[Work to be completed] Present the data once more in exactly its original form.
──────
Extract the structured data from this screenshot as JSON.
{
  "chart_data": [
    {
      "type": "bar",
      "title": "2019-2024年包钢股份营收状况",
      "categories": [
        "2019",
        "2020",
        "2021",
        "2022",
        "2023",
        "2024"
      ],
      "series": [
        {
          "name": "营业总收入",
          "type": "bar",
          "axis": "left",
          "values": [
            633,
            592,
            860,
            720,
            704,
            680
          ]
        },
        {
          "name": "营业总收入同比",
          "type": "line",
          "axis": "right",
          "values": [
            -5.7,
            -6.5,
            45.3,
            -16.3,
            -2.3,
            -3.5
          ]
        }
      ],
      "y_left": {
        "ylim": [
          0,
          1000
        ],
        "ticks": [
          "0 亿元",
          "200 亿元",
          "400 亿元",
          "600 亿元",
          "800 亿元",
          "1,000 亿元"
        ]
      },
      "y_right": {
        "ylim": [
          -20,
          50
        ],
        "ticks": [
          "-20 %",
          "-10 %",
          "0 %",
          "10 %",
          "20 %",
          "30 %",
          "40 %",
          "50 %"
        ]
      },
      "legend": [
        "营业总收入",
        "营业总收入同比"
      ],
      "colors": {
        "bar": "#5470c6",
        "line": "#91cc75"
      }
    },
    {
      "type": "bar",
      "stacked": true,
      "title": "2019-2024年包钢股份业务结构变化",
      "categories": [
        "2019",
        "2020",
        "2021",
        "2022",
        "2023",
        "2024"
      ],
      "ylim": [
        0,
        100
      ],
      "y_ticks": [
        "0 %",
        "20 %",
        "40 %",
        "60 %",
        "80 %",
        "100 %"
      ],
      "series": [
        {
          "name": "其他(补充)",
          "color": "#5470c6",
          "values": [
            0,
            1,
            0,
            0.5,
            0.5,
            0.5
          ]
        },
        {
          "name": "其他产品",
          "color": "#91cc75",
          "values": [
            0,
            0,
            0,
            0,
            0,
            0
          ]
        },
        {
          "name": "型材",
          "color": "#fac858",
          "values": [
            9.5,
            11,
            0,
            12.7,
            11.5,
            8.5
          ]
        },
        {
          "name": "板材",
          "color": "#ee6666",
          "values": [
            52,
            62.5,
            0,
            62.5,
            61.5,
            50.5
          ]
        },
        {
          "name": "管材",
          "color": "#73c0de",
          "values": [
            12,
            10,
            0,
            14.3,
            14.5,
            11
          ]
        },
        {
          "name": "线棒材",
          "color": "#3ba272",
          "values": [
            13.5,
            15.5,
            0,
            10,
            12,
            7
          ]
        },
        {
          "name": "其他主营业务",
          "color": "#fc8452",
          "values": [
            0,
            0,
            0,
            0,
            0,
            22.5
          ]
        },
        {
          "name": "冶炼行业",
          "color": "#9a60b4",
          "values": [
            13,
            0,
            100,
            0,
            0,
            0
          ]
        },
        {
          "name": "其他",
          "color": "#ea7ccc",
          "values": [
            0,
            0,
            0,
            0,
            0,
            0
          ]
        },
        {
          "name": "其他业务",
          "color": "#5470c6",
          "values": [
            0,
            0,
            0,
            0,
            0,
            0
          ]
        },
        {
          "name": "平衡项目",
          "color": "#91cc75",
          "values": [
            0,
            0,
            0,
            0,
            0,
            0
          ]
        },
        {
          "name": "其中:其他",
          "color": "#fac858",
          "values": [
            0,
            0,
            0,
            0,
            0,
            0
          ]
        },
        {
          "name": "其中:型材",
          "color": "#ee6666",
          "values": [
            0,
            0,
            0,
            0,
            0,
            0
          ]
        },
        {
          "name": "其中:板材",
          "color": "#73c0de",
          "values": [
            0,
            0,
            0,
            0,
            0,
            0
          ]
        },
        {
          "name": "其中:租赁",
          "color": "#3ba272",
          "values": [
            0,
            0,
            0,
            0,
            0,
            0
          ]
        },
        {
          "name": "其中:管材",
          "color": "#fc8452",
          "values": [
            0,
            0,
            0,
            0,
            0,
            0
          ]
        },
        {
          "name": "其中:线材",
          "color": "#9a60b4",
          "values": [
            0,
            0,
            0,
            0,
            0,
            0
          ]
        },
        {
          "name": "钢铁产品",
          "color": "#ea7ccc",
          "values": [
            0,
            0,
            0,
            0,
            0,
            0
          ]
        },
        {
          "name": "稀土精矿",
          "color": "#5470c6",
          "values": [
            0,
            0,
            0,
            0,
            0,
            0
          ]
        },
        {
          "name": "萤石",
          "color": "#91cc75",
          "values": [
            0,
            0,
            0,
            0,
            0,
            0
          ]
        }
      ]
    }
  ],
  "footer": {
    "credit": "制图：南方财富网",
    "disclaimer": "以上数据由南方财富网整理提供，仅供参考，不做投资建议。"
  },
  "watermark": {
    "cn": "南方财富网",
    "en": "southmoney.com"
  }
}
──────
[Answer to this problem]
Extract the structured data from this screenshot as JSON.
{
  "chart_data": [
    {
      "type": "bar",
      "title": "2019-2024年包钢股份营收状况",
      "categories": [
        "2019",
        "2020",
        "2021",
        "2022",
        "2023",
        "2024"
      ],
      "series": [
        {
          "name": "营业总收入",
          "type": "bar",
          "axis": "left",
          "values": [
            633,
            592,
            860,
            720,
            704,
            680
          ]
        },
        {
          "name": "营业总收入同比",
          "type": "line",
          "axis": "right",
          "values": [
            -5.7,
            -6.5,
            45.3,
            -16.3,
            -2.3,
            -3.5
          ]
        }
      ],
      "y_left": {
        "ylim": [
          0,
          1000
        ],
        "ticks": [
          "0 亿元",
          "200 亿元",
          "400 亿元",
          "600 亿元",
          "800 亿元",
          "1,000 亿元"
        ]
      },
      "y_right": {
        "ylim": [
          -20,
          50
        ],
        "ticks": [
          "-20 %",
          "-10 %",
          "0 %",
          "10 %",
          "20 %",
          "30 %",
          "40 %",
          "50 %"
        ]
      },
      "legend": [
        "营业总收入",
        "营业总收入同比"
      ],
      "colors": {
        "bar": "#5470c6",
        "line": "#91cc75"
      }
    },
    {
      "type": "bar",
      "stacked": true,
      "title": "2019-2024年包钢股份业务结构变化",
      "categories": [
        "2019",
        "2020",
        "2021",
        "2022",
        "2023",
        "2024"
      ],
      "ylim": [
        0,
        100
      ],
      "y_ticks": [
        "0 %",
        "20 %",
        "40 %",
        "60 %",
        "80 %",
        "100 %"
      ],
      "series": [
        {
          "name": "其他(补充)",
          "color": "#5470c6",
          "values": [
            0,
            1,
            0,
            0.5,
            0.5,
            0.5
          ]
        },
        {
          "name": "其他产品",
          "color": "#91cc75",
          "values": [
            0,
            0,
            0,
            0,
            0,
            0
          ]
        },
        {
          "name": "型材",
          "color": "#fac858",
          "values": [
            9.5,
            11,
            0,
            12.7,
            11.5,
            8.5
          ]
        },
        {
          "name": "板材",
          "color": "#ee6666",
          "values": [
            52,
            62.5,
            0,
            62.5,
            61.5,
            50.5
          ]
        },
        {
          "name": "管材",
          "color": "#73c0de",
          "values": [
            12,
            10,
            0,
            14.3,
            14.5,
            11
          ]
        },
        {
          "name": "线棒材",
          "color": "#3ba272",
          "values": [
            13.5,
            15.5,
            0,
            10,
            12,
            7
          ]
        },
        {
          "name": "其他主营业务",
          "color": "#fc8452",
          "values": [
            0,
            0,
            0,
            0,
            0,
            22.5
          ]
        },
        {
          "name": "冶炼行业",
          "color": "#9a60b4",
          "values": [
            13,
            0,
            100,
            0,
            0,
            0
          ]
        },
        {
          "name": "其他",
          "color": "#ea7ccc",
          "values": [
            0,
            0,
            0,
            0,
            0,
            0
          ]
        },
        {
          "name": "其他业务",
          "color": "#5470c6",
          "values": [
            0,
            0,
            0,
            0,
            0,
            0
          ]
        },
        {
          "name": "平衡项目",
          "color": "#91cc75",
          "values": [
            0,
            0,
            0,
            0,
            0,
            0
          ]
        },
        {
          "name": "其中:其他",
          "color": "#fac858",
          "values": [
            0,
            0,
            0,
            0,
            0,
            0
          ]
        },
        {
          "name": "其中:型材",
          "color": "#ee6666",
          "values": [
            0,
            0,
            0,
            0,
            0,
            0
          ]
        },
        {
          "name": "其中:板材",
          "color": "#73c0de",
          "values": [
            0,
            0,
            0,
            0,
            0,
            0
          ]
        },
        {
          "name": "其中:租赁",
          "color": "#3ba272",
          "values": [
            0,
            0,
            0,
            0,
            0,
            0
          ]
        },
        {
          "name": "其中:管材",
          "color": "#fc8452",
          "values": [
            0,
            0,
            0,
            0,
            0,
            0
          ]
        },
        {
          "name": "其中:线材",
          "color": "#9a60b4",
          "values": [
            0,
            0,
            0,
            0,
            0,
            0
          ]
        },
        {
          "name": "钢铁产品",
          "color": "#ea7ccc",
          "values": [
            0,
            0,
            0,
            0,
            0,
            0
          ]
        },
        {
          "name": "稀土精矿",
          "color": "#5470c6",
          "values": [
            0,
            0,
            0,
            0,
            0,
            0
          ]
        },
        {
          "name": "萤石",
          "color": "#91cc75",
          "values": [
            0,
            0,
            0,
            0,
            0,
            0
          ]
        }
      ]
    }
  ],
  "footer": {
    "credit": "制图：南方财富网",
    "disclaimer": "以上数据由南方财富网整理提供，仅供参考，不做投资建议。"
  },
  "watermark": {
    "cn": "南方财富网",
    "en": "southmoney.com"
  }
}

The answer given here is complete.